## Supplied data
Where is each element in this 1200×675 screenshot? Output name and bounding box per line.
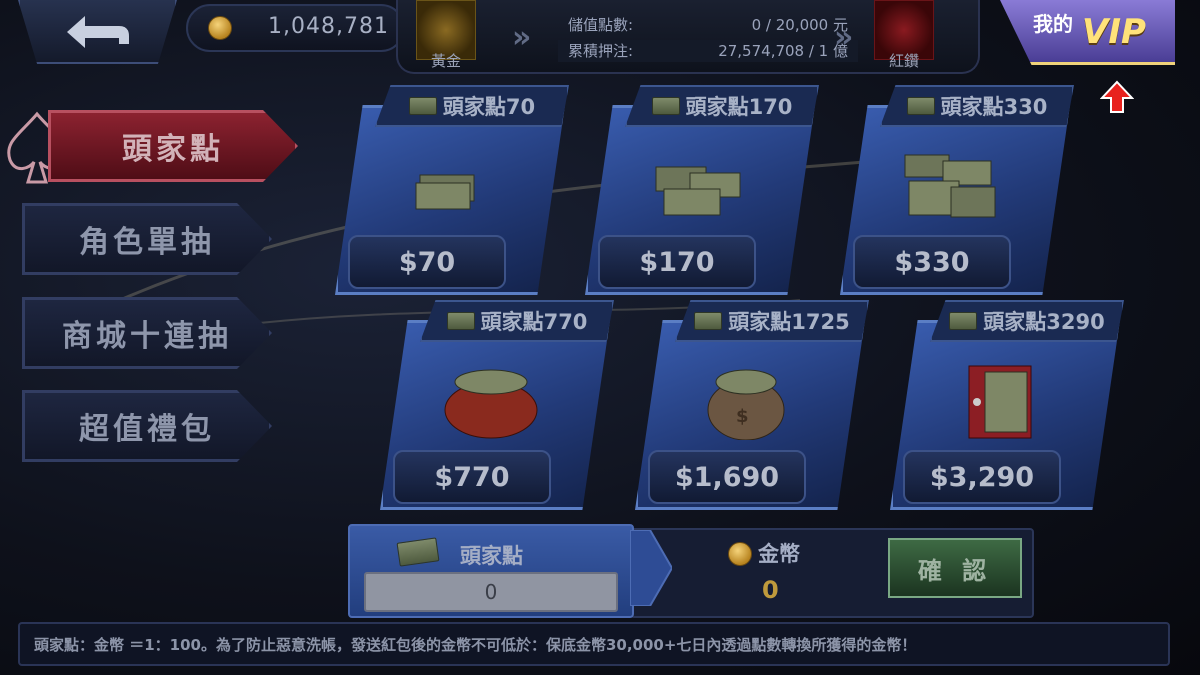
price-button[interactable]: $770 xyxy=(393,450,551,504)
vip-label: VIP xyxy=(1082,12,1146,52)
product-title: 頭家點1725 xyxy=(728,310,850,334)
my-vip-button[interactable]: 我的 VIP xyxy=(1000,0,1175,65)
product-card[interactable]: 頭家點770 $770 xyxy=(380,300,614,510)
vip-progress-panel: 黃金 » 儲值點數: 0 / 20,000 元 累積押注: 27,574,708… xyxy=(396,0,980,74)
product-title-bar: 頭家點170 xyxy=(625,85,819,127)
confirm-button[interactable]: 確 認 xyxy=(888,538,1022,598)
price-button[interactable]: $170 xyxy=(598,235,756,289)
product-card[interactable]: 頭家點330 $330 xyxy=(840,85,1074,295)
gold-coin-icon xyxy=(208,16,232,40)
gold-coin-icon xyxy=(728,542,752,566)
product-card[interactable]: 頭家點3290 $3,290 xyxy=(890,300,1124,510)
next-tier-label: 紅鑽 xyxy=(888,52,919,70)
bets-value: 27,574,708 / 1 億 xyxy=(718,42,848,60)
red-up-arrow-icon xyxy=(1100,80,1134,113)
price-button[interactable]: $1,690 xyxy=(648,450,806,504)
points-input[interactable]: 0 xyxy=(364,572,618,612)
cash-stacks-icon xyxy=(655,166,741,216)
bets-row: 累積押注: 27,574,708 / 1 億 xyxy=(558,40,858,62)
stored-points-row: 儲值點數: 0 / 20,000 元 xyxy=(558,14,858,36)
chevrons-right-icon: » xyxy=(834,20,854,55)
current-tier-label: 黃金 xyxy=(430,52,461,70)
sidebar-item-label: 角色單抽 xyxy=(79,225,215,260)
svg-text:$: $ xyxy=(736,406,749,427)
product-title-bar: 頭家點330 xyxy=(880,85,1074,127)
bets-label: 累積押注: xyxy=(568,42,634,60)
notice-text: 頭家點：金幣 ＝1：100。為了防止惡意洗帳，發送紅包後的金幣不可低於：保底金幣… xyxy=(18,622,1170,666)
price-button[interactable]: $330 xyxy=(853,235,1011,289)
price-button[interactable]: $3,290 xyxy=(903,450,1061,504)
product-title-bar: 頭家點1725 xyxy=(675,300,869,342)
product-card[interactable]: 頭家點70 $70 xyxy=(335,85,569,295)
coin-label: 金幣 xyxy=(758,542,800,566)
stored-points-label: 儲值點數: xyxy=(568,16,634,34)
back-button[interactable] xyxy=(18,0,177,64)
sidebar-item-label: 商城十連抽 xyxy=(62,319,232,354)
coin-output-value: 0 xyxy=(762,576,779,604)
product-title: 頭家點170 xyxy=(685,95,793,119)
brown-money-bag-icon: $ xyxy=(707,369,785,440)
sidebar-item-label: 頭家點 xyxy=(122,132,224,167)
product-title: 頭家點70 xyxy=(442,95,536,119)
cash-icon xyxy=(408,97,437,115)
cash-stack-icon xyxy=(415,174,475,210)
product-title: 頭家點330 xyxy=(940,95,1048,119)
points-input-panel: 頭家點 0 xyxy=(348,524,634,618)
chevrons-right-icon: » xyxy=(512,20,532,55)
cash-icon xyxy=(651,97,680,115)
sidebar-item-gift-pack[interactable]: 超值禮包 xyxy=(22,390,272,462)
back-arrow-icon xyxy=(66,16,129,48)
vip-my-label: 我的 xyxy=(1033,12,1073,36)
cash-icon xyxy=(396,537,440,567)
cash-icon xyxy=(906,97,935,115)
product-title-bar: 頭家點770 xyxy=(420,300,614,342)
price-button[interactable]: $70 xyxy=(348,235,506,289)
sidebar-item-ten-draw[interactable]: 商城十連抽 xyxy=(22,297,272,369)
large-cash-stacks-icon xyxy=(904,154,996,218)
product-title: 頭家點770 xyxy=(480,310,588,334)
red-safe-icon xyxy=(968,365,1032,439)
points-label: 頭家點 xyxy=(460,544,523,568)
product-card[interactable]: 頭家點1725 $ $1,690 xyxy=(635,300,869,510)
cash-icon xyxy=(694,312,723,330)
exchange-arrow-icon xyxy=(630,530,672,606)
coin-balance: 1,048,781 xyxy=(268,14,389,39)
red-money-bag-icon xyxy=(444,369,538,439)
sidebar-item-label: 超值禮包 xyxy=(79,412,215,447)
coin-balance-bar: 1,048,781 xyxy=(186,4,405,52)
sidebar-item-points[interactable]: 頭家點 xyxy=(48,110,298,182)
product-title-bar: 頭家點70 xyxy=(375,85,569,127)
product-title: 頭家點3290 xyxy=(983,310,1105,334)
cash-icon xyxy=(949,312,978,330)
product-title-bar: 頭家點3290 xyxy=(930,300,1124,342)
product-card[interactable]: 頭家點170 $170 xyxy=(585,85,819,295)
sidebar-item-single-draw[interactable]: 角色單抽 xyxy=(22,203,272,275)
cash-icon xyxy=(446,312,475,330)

## Instruction
Extract every line in the entries above that contains the string "panel".

## Solution for this exercise
vip-progress-panel: 黃金 » 儲值點數: 0 / 20,000 元 累積押注: 27,574,708… xyxy=(396,0,980,74)
points-input-panel: 頭家點 0 xyxy=(348,524,634,618)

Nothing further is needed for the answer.